Required work>
Can all of these lines be returned exactly?

Records supplied>
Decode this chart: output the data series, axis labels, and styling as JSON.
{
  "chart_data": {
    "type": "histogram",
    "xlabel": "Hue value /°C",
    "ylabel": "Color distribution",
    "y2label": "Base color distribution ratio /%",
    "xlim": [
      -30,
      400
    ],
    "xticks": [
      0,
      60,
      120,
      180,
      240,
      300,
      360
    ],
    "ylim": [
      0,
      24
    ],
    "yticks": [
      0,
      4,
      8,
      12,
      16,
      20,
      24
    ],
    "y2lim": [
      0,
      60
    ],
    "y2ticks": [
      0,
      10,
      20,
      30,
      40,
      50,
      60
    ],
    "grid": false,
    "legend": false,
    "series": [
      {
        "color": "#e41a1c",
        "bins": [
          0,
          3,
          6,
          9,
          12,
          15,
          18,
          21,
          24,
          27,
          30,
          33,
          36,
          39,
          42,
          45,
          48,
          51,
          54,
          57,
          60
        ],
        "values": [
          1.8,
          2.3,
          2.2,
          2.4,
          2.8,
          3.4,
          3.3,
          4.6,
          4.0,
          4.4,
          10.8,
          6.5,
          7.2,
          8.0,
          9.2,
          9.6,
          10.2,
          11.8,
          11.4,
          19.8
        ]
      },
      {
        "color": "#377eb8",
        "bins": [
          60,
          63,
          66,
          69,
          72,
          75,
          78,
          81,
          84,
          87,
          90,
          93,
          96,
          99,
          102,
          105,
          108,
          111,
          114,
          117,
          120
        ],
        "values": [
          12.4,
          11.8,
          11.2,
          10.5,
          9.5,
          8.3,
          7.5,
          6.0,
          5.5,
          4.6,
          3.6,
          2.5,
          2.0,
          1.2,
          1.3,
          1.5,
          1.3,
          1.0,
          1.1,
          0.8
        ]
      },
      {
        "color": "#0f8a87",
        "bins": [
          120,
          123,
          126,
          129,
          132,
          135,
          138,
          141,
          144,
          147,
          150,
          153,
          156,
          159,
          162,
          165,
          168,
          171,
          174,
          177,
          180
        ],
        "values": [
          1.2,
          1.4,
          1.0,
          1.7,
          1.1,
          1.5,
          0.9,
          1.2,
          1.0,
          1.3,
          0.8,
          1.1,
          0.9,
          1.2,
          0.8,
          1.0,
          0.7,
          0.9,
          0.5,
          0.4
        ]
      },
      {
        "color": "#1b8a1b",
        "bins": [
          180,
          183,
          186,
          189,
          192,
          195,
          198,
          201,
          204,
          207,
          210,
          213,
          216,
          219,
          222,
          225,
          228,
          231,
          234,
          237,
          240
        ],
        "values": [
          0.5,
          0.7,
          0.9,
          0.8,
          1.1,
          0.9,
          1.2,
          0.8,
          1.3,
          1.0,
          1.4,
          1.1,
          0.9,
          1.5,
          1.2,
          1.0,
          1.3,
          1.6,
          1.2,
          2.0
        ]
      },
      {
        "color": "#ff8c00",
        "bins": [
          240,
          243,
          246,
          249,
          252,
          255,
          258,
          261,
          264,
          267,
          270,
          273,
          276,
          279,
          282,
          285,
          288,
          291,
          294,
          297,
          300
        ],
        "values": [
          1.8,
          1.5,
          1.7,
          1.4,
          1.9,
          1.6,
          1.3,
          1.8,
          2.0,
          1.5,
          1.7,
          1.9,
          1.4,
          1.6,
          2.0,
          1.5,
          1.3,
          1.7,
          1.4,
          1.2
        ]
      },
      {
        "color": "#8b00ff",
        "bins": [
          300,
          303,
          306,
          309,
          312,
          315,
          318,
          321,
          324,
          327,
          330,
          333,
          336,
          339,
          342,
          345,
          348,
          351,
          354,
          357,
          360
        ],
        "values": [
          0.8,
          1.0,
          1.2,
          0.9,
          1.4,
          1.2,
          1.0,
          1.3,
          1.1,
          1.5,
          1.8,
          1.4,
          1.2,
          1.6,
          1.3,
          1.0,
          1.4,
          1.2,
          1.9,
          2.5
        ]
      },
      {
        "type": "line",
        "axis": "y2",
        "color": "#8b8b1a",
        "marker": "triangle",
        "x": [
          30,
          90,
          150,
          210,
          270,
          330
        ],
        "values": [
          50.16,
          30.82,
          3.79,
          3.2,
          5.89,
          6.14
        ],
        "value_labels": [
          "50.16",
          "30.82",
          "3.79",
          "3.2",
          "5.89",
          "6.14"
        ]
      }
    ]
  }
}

Full response>
Decode this chart: output the data series, axis labels, and styling as JSON.
{
  "chart_data": {
    "type": "histogram",
    "xlabel": "Hue value /°C",
    "ylabel": "Color distribution",
    "y2label": "Base color distribution ratio /%",
    "xlim": [
      -30,
      400
    ],
    "xticks": [
      0,
      60,
      120,
      180,
      240,
      300,
      360
    ],
    "ylim": [
      0,
      24
    ],
    "yticks": [
      0,
      4,
      8,
      12,
      16,
      20,
      24
    ],
    "y2lim": [
      0,
      60
    ],
    "y2ticks": [
      0,
      10,
      20,
      30,
      40,
      50,
      60
    ],
    "grid": false,
    "legend": false,
    "series": [
      {
        "color": "#e41a1c",
        "bins": [
          0,
          3,
          6,
          9,
          12,
          15,
          18,
          21,
          24,
          27,
          30,
          33,
          36,
          39,
          42,
          45,
          48,
          51,
          54,
          57,
          60
        ],
        "values": [
          1.8,
          2.3,
          2.2,
          2.4,
          2.8,
          3.4,
          3.3,
          4.6,
          4.0,
          4.4,
          10.8,
          6.5,
          7.2,
          8.0,
          9.2,
          9.6,
          10.2,
          11.8,
          11.4,
          19.8
        ]
      },
      {
        "color": "#377eb8",
        "bins": [
          60,
          63,
          66,
          69,
          72,
          75,
          78,
          81,
          84,
          87,
          90,
          93,
          96,
          99,
          102,
          105,
          108,
          111,
          114,
          117,
          120
        ],
        "values": [
          12.4,
          11.8,
          11.2,
          10.5,
          9.5,
          8.3,
          7.5,
          6.0,
          5.5,
          4.6,
          3.6,
          2.5,
          2.0,
          1.2,
          1.3,
          1.5,
          1.3,
          1.0,
          1.1,
          0.8
        ]
      },
      {
        "color": "#0f8a87",
        "bins": [
          120,
          123,
          126,
          129,
          132,
          135,
          138,
          141,
          144,
          147,
          150,
          153,
          156,
          159,
          162,
          165,
          168,
          171,
          174,
          177,
          180
        ],
        "values": [
          1.2,
          1.4,
          1.0,
          1.7,
          1.1,
          1.5,
          0.9,
          1.2,
          1.0,
          1.3,
          0.8,
          1.1,
          0.9,
          1.2,
          0.8,
          1.0,
          0.7,
          0.9,
          0.5,
          0.4
        ]
      },
      {
        "color": "#1b8a1b",
        "bins": [
          180,
          183,
          186,
          189,
          192,
          195,
          198,
          201,
          204,
          207,
          210,
          213,
          216,
          219,
          222,
          225,
          228,
          231,
          234,
          237,
          240
        ],
        "values": [
          0.5,
          0.7,
          0.9,
          0.8,
          1.1,
          0.9,
          1.2,
          0.8,
          1.3,
          1.0,
          1.4,
          1.1,
          0.9,
          1.5,
          1.2,
          1.0,
          1.3,
          1.6,
          1.2,
          2.0
        ]
      },
      {
        "color": "#ff8c00",
        "bins": [
          240,
          243,
          246,
          249,
          252,
          255,
          258,
          261,
          264,
          267,
          270,
          273,
          276,
          279,
          282,
          285,
          288,
          291,
          294,
          297,
          300
        ],
        "values": [
          1.8,
          1.5,
          1.7,
          1.4,
          1.9,
          1.6,
          1.3,
          1.8,
          2.0,
          1.5,
          1.7,
          1.9,
          1.4,
          1.6,
          2.0,
          1.5,
          1.3,
          1.7,
          1.4,
          1.2
        ]
      },
      {
        "color": "#8b00ff",
        "bins": [
          300,
          303,
          306,
          309,
          312,
          315,
          318,
          321,
          324,
          327,
          330,
          333,
          336,
          339,
          342,
          345,
          348,
          351,
          354,
          357,
          360
        ],
        "values": [
          0.8,
          1.0,
          1.2,
          0.9,
          1.4,
          1.2,
          1.0,
          1.3,
          1.1,
          1.5,
          1.8,
          1.4,
          1.2,
          1.6,
          1.3,
          1.0,
          1.4,
          1.2,
          1.9,
          2.5
        ]
      },
      {
        "type": "line",
        "axis": "y2",
        "color": "#8b8b1a",
        "marker": "triangle",
        "x": [
          30,
          90,
          150,
          210,
          270,
          330
        ],
        "values": [
          50.16,
          30.82,
          3.79,
          3.2,
          5.89,
          6.14
        ],
        "value_labels": [
          "50.16",
          "30.82",
          "3.79",
          "3.2",
          "5.89",
          "6.14"
        ]
      }
    ]
  }
}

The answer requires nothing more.